▸ WORK TO COMPLETE: Looking at the listing beneath, work out how many lines hold "Number" and report only that figure.

▸ MATERIAL TO PROCESS:
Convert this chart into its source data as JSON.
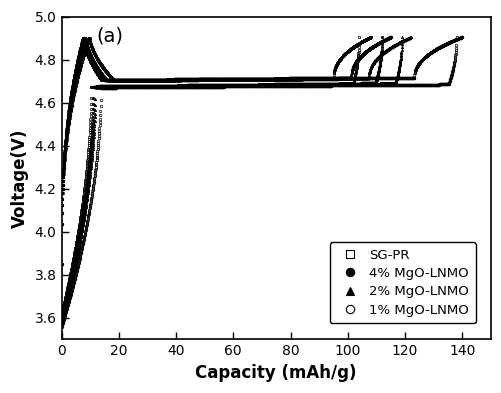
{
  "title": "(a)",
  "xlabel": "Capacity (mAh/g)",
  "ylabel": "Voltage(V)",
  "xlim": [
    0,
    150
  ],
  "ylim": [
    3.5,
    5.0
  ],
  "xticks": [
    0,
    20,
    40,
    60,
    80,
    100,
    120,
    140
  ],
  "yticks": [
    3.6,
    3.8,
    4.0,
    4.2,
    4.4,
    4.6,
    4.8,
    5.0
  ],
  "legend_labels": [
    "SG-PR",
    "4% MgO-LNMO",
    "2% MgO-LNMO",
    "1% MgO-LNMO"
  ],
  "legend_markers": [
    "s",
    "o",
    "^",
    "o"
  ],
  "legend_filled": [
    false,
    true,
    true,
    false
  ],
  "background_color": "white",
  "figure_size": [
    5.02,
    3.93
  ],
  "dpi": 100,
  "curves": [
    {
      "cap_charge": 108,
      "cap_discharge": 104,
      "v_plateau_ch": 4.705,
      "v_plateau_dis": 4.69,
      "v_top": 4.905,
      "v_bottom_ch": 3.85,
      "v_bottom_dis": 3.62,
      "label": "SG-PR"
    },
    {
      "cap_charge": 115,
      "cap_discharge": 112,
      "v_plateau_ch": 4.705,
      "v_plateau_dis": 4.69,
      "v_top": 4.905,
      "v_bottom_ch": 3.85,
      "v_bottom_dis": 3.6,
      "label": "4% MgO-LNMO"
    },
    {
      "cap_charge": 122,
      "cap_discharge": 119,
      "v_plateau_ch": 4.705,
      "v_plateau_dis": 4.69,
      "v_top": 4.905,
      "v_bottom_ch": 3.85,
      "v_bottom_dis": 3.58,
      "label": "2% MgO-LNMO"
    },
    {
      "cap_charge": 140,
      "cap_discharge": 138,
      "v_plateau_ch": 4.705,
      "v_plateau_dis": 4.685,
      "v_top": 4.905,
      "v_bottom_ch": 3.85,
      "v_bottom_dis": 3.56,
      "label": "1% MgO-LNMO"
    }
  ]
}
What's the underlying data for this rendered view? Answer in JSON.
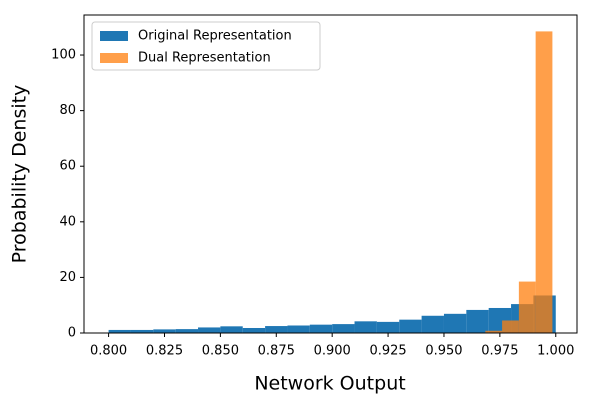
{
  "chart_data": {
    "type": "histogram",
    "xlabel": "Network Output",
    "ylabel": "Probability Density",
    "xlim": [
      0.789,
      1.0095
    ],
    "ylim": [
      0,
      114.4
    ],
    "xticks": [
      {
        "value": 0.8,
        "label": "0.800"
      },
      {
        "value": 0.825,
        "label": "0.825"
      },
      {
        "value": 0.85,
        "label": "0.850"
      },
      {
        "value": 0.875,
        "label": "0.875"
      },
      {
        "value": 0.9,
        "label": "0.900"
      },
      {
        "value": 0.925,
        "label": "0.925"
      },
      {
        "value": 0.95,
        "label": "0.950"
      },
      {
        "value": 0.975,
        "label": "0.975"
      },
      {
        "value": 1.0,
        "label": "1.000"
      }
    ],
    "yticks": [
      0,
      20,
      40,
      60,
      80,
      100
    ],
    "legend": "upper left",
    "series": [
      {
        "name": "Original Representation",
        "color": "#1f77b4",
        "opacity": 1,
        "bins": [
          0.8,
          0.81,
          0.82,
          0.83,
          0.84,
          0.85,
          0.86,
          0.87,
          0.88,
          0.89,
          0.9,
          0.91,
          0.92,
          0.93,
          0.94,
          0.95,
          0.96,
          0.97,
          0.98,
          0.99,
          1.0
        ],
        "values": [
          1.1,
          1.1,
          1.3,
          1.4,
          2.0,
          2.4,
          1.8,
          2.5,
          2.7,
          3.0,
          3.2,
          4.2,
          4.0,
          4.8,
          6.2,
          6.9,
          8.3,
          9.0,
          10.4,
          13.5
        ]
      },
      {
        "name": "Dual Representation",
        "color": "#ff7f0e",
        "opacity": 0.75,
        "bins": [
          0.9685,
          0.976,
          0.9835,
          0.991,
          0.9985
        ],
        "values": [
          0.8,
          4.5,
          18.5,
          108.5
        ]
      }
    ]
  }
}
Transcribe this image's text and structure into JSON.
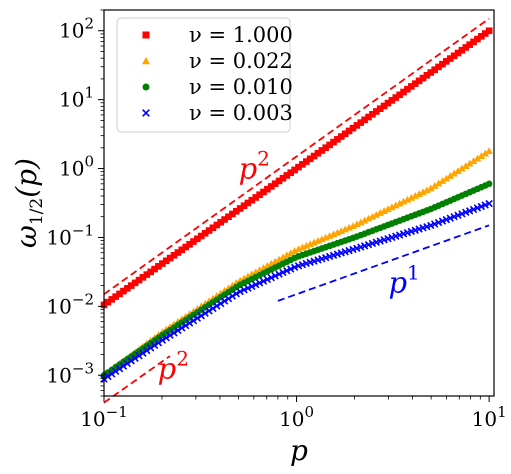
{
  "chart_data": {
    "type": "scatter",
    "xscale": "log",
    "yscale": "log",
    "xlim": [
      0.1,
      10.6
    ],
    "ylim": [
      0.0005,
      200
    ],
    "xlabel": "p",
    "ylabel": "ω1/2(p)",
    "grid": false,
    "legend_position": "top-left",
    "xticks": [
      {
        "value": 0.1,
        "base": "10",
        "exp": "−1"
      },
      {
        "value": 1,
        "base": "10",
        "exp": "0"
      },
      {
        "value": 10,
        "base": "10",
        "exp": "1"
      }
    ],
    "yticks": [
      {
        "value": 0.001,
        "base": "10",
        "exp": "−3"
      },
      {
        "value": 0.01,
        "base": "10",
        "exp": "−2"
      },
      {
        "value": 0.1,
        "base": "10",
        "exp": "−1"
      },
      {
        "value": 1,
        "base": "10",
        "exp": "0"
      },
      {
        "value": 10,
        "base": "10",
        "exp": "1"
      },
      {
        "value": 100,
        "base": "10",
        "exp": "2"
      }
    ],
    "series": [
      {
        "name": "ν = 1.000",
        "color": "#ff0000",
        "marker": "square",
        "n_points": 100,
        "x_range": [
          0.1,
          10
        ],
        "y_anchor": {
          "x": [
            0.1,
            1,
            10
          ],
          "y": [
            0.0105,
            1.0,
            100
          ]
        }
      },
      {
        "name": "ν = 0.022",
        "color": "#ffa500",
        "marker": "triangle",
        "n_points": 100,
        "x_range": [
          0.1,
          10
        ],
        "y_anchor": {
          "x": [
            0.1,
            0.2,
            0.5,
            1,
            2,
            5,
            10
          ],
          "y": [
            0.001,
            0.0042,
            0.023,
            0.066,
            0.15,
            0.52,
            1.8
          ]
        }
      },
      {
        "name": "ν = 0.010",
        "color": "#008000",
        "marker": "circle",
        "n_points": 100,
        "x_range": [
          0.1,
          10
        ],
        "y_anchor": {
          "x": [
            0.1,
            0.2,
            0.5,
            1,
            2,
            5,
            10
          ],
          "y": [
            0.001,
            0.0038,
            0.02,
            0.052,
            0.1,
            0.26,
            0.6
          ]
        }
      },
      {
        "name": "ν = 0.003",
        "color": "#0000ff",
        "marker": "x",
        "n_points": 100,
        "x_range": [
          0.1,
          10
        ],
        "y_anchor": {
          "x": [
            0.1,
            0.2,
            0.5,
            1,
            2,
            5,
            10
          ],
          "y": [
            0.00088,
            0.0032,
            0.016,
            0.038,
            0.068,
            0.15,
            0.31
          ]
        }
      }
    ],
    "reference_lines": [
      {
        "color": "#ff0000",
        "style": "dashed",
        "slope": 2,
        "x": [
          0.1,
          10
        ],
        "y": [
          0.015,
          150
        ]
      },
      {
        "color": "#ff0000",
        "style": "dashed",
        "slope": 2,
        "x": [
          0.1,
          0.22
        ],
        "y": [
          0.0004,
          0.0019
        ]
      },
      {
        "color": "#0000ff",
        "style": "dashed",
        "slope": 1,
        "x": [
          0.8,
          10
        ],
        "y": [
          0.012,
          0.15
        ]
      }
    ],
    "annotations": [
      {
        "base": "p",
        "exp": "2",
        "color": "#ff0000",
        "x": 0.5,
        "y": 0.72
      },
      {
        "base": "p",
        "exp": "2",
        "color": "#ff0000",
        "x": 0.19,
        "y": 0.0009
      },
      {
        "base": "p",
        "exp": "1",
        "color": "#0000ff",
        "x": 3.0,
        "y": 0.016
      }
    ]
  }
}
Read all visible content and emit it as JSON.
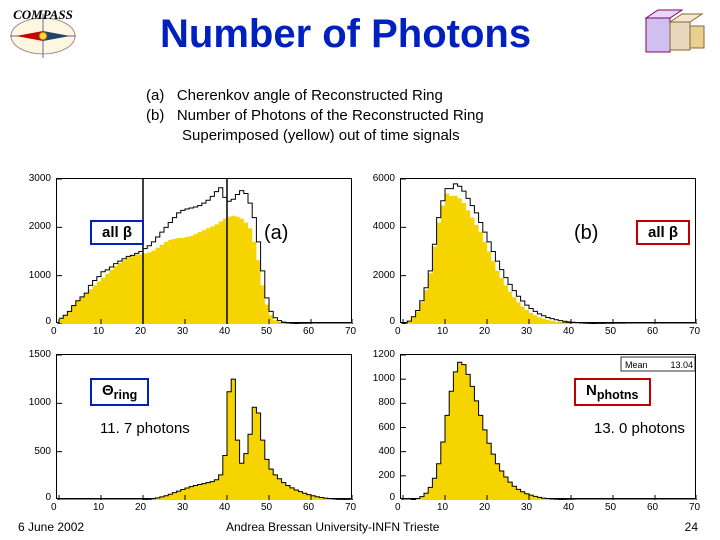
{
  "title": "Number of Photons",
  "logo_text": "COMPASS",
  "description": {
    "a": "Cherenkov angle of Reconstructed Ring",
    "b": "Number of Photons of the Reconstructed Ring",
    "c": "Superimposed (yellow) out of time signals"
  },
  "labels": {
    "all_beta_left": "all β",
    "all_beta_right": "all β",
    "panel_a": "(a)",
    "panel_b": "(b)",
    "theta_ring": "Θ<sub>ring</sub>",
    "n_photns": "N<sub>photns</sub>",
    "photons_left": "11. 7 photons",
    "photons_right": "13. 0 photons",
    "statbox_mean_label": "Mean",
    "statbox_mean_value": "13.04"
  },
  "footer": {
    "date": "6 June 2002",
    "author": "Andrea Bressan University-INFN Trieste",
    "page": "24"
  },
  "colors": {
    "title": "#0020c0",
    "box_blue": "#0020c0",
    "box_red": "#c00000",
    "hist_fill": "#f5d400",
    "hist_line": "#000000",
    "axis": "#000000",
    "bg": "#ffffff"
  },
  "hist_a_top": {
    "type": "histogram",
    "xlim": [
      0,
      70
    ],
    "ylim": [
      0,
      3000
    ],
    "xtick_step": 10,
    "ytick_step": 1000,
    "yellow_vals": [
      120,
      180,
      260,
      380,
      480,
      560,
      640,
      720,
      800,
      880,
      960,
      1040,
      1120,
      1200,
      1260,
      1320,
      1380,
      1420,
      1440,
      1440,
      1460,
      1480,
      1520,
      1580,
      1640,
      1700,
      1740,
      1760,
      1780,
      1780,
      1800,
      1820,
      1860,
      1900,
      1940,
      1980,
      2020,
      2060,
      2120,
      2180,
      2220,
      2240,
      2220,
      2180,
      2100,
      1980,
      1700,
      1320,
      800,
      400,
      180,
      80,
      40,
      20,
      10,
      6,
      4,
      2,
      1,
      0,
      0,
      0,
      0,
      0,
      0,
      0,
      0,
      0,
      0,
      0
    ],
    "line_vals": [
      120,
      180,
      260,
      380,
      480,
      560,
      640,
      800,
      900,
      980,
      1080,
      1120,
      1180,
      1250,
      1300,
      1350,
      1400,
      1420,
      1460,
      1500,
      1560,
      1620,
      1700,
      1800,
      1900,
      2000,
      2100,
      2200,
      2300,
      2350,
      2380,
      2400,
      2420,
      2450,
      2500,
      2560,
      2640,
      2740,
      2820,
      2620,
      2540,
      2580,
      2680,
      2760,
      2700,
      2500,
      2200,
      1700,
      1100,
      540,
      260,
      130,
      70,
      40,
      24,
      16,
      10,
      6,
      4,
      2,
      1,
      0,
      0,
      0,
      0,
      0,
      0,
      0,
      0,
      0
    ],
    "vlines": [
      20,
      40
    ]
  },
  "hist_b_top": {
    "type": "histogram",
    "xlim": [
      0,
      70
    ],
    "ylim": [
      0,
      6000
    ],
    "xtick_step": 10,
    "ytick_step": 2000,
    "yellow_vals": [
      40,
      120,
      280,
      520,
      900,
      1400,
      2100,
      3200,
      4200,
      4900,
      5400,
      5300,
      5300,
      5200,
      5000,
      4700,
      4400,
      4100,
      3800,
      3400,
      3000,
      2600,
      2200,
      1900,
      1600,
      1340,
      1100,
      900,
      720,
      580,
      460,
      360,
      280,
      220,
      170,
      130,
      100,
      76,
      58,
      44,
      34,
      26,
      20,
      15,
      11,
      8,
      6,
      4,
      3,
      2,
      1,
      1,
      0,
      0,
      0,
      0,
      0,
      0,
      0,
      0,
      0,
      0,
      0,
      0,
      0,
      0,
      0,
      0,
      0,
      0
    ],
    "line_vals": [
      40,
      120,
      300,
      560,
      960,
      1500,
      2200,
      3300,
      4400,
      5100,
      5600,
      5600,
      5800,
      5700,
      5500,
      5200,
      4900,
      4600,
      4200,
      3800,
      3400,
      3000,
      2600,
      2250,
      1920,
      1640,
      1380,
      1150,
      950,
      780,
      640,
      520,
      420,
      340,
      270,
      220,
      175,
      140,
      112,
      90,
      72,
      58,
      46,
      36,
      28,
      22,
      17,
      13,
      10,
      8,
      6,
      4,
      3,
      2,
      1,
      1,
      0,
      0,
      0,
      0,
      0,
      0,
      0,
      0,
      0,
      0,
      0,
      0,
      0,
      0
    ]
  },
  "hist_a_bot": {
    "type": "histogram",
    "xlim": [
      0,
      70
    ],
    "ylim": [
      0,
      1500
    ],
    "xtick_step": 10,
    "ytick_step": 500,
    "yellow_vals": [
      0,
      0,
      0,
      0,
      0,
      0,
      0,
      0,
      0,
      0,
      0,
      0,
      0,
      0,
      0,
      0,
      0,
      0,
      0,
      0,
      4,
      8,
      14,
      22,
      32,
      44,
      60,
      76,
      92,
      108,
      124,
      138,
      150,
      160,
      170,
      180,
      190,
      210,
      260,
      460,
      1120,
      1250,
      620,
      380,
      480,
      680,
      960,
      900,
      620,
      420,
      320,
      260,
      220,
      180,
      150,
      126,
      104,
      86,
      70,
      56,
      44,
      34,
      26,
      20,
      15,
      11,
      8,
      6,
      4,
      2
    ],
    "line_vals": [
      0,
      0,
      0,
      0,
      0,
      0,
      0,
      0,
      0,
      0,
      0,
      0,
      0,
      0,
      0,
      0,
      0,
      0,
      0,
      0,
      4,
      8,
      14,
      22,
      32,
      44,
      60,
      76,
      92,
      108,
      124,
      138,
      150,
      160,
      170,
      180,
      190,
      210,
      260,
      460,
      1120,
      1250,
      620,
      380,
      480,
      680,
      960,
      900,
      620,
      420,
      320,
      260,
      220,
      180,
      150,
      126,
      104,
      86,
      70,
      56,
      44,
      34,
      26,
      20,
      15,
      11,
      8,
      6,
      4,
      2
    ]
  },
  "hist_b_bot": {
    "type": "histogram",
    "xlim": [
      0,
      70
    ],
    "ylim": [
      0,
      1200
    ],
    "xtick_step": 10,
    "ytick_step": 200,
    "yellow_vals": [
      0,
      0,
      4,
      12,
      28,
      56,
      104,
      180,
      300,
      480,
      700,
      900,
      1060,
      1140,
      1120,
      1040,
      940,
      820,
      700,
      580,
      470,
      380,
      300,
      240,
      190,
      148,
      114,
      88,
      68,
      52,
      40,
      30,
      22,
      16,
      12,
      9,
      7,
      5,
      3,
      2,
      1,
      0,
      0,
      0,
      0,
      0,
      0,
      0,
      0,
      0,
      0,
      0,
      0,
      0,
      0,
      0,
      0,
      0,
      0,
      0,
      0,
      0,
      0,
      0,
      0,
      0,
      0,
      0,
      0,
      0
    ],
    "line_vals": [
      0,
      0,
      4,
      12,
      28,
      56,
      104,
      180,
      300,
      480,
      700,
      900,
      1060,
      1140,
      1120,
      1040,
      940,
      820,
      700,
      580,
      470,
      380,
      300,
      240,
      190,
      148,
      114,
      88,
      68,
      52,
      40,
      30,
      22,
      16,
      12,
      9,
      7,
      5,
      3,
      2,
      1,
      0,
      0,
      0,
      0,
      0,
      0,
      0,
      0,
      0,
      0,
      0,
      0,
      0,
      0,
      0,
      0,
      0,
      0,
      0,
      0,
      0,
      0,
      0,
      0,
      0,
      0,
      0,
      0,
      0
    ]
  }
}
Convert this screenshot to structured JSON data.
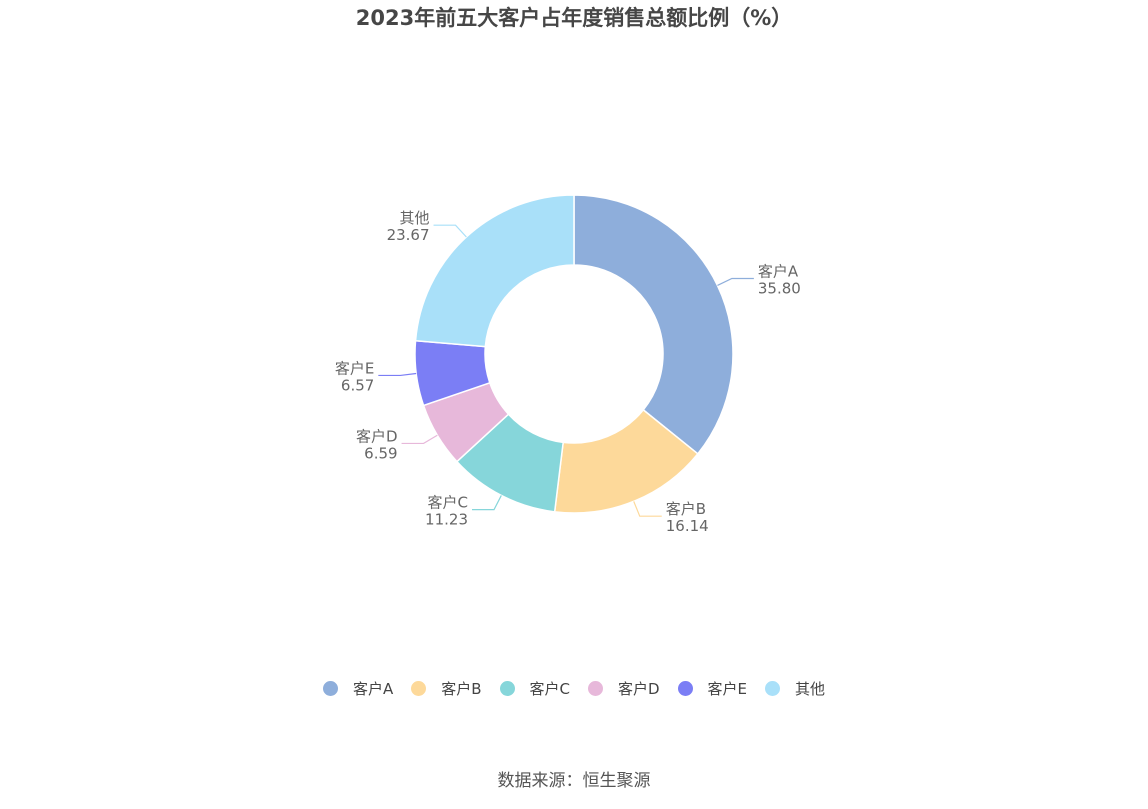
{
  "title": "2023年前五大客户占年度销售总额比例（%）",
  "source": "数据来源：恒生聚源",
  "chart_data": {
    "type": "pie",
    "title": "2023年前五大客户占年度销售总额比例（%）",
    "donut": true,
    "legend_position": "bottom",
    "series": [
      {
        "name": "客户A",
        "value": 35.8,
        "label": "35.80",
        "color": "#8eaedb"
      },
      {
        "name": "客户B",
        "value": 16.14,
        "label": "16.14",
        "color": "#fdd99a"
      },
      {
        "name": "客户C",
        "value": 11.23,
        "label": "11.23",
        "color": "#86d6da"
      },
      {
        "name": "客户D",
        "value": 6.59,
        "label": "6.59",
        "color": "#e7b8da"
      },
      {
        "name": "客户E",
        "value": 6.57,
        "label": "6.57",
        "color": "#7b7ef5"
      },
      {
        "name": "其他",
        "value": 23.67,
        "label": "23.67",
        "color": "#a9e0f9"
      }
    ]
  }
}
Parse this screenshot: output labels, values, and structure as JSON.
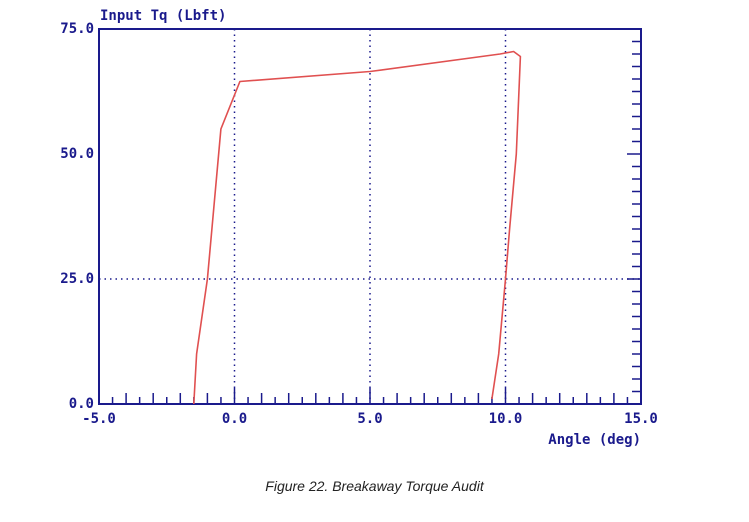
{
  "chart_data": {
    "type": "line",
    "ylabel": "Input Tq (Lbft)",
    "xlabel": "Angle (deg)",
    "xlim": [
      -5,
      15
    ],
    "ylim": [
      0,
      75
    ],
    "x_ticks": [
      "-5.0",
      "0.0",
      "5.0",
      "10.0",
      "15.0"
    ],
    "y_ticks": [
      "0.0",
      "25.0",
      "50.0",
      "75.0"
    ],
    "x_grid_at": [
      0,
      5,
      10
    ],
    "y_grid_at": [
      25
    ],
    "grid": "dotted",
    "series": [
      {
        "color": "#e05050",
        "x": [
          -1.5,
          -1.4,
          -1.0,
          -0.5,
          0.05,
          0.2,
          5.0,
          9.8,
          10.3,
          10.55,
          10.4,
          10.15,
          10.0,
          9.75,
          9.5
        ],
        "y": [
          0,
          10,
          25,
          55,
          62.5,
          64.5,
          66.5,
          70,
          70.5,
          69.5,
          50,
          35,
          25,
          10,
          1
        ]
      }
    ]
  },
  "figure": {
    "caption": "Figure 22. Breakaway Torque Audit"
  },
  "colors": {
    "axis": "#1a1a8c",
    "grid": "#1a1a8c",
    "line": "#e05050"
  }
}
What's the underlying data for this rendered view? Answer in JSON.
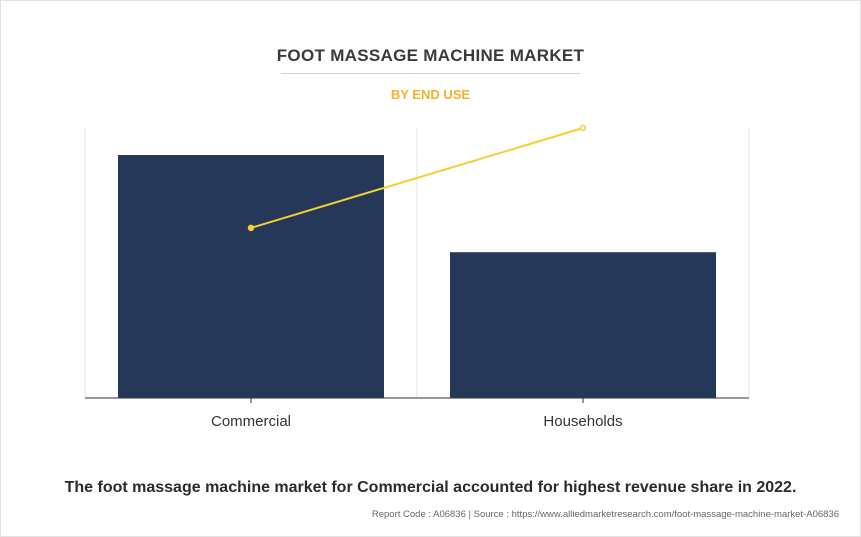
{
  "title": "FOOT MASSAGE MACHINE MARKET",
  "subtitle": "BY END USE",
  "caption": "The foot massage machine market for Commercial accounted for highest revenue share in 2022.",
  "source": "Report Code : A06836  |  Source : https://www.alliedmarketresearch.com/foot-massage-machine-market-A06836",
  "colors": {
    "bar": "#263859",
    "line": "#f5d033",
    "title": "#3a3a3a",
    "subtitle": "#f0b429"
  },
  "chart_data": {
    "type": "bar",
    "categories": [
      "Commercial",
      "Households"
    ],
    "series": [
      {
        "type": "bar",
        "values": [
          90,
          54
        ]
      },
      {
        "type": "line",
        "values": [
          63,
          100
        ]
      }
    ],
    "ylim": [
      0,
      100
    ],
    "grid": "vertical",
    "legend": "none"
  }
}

▸ THE REPLY: 2